# AIM
Search the material for the word "easier" and copy each line that holds it.

# INPUT RECORDS
□ □ □ □
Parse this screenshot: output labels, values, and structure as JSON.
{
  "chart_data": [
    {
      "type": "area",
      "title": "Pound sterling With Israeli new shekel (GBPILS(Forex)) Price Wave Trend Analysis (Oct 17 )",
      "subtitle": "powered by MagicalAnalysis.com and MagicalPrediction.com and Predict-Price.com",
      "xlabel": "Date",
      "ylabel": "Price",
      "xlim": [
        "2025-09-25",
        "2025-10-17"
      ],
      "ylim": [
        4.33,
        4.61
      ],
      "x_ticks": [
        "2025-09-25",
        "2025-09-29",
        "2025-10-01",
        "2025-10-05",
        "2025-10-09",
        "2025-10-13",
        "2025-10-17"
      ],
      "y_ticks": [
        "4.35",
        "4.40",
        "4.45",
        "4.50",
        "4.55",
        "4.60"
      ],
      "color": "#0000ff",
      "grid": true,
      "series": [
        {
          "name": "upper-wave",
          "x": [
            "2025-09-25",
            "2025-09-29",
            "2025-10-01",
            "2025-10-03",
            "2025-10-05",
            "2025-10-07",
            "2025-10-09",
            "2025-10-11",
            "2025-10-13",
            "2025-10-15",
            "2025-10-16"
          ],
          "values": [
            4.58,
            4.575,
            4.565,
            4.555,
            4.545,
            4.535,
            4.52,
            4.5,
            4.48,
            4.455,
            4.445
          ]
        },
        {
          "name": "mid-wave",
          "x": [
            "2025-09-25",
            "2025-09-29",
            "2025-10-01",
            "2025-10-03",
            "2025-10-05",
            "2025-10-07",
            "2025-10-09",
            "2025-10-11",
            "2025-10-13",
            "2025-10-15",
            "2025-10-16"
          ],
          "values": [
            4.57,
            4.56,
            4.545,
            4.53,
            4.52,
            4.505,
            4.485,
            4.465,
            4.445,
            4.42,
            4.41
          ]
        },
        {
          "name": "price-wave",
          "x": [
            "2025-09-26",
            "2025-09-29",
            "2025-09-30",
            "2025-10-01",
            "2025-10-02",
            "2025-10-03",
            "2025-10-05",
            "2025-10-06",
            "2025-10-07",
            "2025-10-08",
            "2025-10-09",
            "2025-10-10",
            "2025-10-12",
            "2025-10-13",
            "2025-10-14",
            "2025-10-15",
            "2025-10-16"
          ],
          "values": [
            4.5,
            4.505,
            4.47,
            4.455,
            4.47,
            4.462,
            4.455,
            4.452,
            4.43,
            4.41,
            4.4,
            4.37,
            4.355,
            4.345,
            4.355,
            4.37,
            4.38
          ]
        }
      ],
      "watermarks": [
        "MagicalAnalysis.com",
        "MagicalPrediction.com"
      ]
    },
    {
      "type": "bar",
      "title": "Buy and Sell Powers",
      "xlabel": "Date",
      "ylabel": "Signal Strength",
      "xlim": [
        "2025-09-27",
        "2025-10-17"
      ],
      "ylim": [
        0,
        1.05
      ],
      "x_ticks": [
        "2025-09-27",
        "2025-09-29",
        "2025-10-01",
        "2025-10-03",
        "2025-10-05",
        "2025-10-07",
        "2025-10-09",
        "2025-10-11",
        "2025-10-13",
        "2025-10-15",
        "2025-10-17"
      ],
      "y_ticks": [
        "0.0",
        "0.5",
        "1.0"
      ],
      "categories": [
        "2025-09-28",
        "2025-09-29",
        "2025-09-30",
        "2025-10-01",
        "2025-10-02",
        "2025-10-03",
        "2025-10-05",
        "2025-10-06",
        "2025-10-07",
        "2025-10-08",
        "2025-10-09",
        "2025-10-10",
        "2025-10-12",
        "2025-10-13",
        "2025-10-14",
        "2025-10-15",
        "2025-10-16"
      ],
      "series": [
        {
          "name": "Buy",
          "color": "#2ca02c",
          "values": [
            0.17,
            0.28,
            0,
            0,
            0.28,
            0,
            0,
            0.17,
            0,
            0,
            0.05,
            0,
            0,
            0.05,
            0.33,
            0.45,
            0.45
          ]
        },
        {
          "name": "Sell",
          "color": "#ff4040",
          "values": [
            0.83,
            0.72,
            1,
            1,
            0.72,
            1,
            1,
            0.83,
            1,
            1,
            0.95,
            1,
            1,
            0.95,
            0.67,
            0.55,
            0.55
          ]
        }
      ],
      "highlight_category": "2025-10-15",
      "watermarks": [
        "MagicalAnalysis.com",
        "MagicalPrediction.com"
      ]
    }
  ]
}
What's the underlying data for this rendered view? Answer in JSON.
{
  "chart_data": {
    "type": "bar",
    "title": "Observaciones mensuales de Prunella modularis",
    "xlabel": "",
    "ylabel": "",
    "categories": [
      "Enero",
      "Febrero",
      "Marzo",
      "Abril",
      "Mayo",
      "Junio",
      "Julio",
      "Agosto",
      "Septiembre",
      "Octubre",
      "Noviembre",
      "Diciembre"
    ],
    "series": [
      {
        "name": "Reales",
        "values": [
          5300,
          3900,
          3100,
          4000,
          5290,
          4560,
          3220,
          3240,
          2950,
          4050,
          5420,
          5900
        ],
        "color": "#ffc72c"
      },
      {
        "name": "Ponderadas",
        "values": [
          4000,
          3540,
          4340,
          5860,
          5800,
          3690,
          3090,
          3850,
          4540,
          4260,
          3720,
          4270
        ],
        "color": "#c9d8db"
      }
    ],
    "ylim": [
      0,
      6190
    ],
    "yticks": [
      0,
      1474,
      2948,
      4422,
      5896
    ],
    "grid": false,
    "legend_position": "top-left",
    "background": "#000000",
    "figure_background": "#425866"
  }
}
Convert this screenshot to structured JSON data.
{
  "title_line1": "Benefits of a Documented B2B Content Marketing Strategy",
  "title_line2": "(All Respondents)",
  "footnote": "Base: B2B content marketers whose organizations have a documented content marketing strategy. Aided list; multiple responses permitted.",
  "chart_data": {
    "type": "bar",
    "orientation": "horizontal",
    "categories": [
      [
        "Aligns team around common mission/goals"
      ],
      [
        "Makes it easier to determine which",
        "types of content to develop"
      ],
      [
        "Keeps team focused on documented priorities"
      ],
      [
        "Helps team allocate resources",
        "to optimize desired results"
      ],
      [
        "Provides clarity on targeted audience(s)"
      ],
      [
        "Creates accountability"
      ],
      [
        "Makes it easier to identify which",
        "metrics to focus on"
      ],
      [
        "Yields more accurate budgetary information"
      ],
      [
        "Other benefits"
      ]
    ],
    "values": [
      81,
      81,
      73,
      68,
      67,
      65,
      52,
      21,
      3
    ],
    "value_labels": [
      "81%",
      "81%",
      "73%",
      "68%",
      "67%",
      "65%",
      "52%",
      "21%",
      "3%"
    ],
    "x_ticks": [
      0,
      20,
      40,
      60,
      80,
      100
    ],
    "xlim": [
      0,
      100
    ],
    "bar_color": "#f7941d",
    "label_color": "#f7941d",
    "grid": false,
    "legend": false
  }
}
□ □ □ □
# RESULT FOR THIS TASK
        "Makes it easier to determine which",
        "Makes it easier to identify which",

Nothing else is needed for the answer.